*TUGAS LATIHAN:* Menurut teks tentang Dies Natalis UPI ke-60, berapa lama lembaga itu menyandang nama IKIP Bandung?

Peringatan Dies Natalis UPI ke-60 Meriah

DSC_0270

Bandung, UPI

Sempat bernama Institut Keguruan dan Ilmu Pendidikan (IKIP) Bandung selama 36 tahun, tepatnya dari tahun 1964 hingga 1999. Itulah sebabnya, masyarakat tak mudah melupakan nama IKIP Bandung dan menggantinya dengan Universitas Pendidikan Indonesia (UPI). Bahkan secara berkelakar, masyarakat memanjangkan kata UPI dengan sebutan “Universitas Padahal IKIP”.

Nama UPI merupakan reinkarnasi dari sejumlah nama, dari Perguruan Tinggi Pendidikan Guru (PTPG), Fakultas Keguruan dan Ilmu Pendidikan (FKIP) Universitas Padjadjaran, IKIP Bandung, dan terakhir menjadi UPI. Namun, nama IKIP Bandung merupakan paling lama menempel pada lembaga pendidikan tinggi kependidikan (LPTK) ini, sehingga nama IKIP selalu menempel pada UPI.DSC_0356

Sejak UPI berkembang dari PTPG yang didirikan Pemerintah tahun 1954, kini UPI sudah berusia 60 tahun. Berkaitan dengan hari lahir UPI tersebut, Universitas Pendidikan Indonesia melakukan serangkaian kegiatan.  Perayaan diawali dari Parade Budaya yang dilaksanakan seluruh Civitas Akademika dan warga UPI, Jumat (17 Oktober 2014). Para peserta mengenakan berbagai pakaian yang menandakan kecintaan mereka terhadap seni dan budaya Nusantara berjalan kaki dari Gedung Gymnasium menelusuri Jln. Cilimus, Jln. Sersan Bajuri, Komplek Pondok Hijau, Jln. Gegerkalong Girang, SDN Isola, dan kemudian berakhir di Gedung Achmad Sanusi.

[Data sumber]
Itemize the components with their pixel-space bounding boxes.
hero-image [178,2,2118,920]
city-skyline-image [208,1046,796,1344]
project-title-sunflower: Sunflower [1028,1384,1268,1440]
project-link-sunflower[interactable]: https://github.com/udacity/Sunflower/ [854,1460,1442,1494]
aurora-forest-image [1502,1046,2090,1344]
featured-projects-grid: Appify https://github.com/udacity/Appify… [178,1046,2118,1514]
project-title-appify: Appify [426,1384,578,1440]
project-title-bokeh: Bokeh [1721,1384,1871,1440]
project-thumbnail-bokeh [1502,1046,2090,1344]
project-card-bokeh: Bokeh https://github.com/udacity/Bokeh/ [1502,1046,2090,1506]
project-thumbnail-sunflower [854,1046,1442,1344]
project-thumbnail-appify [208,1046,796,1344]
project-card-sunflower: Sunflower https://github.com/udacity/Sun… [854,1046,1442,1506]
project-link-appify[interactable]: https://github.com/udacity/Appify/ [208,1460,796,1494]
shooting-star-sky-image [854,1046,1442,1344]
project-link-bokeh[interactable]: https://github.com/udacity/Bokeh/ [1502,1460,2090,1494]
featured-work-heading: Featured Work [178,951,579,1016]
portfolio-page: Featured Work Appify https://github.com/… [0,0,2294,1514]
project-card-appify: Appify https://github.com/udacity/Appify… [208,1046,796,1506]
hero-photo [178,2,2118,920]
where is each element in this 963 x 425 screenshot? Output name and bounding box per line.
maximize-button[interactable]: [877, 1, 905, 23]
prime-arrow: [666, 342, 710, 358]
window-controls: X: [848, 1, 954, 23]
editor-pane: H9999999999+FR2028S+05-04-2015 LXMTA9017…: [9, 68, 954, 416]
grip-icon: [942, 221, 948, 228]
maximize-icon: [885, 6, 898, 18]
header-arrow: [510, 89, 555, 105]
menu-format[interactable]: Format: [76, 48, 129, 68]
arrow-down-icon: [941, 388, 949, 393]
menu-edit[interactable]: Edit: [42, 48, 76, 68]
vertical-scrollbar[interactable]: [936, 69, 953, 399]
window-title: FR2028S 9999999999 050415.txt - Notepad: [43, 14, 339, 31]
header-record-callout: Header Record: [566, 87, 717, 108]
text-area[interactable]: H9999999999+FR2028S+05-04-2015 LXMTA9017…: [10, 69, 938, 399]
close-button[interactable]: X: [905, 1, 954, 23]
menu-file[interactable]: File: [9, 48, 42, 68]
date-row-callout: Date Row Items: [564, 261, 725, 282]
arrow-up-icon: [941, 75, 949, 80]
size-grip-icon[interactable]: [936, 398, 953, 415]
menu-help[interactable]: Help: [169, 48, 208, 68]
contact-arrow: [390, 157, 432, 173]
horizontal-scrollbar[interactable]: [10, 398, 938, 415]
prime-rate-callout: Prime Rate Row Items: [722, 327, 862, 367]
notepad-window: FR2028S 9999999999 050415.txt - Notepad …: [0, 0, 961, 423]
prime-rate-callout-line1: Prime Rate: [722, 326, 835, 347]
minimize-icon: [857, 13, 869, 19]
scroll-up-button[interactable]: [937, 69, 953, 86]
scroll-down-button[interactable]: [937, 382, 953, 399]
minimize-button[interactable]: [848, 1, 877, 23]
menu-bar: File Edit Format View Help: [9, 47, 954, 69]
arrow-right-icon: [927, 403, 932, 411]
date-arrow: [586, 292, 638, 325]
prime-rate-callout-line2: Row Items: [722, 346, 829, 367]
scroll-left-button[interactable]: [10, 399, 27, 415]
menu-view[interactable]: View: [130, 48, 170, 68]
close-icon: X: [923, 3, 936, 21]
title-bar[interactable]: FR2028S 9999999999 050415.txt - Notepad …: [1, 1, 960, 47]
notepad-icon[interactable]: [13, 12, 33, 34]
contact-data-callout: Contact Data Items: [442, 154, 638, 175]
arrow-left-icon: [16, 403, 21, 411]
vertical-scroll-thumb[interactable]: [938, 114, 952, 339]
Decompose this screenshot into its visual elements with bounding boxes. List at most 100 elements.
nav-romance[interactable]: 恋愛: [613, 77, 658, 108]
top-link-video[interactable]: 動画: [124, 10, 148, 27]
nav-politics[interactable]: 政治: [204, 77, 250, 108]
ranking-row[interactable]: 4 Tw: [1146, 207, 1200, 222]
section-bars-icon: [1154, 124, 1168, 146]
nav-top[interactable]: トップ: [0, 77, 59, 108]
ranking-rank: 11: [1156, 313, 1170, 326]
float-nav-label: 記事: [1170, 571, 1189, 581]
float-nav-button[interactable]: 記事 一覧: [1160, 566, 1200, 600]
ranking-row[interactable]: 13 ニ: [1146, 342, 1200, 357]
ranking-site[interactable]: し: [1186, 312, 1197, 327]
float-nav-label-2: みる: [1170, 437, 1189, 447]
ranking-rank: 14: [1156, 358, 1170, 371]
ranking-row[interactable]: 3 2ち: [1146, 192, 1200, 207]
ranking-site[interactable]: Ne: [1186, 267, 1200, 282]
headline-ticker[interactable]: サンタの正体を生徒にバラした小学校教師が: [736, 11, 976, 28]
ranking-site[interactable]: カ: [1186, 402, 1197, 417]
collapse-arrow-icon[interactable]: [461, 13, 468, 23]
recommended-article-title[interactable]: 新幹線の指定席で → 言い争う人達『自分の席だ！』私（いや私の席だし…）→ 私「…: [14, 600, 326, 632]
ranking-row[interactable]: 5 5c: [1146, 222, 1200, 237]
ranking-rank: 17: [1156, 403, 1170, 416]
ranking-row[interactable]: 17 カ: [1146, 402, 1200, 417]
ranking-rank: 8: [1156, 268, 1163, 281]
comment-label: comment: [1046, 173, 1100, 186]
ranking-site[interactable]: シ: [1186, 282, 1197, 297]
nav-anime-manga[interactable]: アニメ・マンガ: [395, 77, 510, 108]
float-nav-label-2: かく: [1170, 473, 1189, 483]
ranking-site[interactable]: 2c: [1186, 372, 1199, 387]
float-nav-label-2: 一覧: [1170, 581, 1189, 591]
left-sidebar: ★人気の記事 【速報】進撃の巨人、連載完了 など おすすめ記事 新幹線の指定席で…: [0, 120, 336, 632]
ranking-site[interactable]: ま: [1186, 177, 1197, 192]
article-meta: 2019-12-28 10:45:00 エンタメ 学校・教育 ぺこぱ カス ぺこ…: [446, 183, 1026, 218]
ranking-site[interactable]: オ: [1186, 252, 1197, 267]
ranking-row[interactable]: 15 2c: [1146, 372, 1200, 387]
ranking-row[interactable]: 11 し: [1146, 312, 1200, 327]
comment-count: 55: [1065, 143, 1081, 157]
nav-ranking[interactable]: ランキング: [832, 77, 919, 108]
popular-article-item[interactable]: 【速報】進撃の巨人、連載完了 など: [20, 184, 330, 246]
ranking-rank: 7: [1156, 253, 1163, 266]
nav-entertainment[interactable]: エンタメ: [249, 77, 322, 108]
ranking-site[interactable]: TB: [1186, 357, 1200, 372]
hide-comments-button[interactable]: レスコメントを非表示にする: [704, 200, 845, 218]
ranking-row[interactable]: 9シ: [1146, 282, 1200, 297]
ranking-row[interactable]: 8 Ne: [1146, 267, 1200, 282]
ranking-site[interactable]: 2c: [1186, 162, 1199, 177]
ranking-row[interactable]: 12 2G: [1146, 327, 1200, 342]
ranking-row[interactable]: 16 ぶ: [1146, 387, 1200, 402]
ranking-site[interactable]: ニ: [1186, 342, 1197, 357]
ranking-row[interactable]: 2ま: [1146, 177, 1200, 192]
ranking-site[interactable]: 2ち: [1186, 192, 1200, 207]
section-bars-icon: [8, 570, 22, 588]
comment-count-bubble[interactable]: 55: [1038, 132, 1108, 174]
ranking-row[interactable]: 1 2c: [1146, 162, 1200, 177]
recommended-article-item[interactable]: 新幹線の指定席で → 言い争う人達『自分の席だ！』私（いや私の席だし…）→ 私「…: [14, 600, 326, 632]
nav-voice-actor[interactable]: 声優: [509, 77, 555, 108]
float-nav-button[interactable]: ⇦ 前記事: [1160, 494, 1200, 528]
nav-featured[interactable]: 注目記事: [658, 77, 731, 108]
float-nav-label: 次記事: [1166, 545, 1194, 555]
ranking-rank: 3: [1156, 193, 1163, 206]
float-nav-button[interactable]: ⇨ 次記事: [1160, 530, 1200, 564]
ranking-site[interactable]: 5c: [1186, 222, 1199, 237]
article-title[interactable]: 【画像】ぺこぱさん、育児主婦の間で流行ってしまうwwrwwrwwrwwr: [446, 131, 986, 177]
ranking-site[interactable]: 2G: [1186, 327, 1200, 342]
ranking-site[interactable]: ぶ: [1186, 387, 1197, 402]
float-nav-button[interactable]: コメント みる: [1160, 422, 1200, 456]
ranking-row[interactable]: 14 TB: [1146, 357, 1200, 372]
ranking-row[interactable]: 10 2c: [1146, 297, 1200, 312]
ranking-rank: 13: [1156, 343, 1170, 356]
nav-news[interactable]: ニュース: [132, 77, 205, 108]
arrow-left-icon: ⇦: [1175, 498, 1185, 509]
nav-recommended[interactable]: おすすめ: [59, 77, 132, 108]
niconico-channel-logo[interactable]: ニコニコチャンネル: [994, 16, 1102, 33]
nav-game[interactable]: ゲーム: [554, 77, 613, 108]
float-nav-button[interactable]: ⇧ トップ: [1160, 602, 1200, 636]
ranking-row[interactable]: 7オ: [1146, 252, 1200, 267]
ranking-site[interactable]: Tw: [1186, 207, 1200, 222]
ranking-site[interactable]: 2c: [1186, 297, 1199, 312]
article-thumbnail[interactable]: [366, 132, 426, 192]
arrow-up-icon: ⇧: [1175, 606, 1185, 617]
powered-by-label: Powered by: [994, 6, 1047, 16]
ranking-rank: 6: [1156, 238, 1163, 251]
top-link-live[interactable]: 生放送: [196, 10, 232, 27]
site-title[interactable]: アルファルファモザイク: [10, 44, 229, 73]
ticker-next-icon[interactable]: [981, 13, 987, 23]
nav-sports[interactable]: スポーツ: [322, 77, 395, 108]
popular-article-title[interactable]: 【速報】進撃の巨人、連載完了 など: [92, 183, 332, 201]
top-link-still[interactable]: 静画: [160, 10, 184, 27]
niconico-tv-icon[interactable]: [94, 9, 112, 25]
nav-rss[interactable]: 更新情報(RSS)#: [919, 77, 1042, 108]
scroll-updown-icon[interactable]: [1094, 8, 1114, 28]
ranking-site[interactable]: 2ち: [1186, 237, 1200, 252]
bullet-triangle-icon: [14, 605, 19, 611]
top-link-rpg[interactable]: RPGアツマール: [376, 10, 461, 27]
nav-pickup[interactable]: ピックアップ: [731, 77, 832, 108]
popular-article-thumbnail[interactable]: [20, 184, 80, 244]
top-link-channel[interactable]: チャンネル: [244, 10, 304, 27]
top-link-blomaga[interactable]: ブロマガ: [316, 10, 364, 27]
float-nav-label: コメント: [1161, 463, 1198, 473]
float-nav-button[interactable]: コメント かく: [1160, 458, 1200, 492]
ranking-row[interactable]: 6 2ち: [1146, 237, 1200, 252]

*HASIL LATIHAN:* Selama 36 tahun, dari tahun 1964 hingga 1999.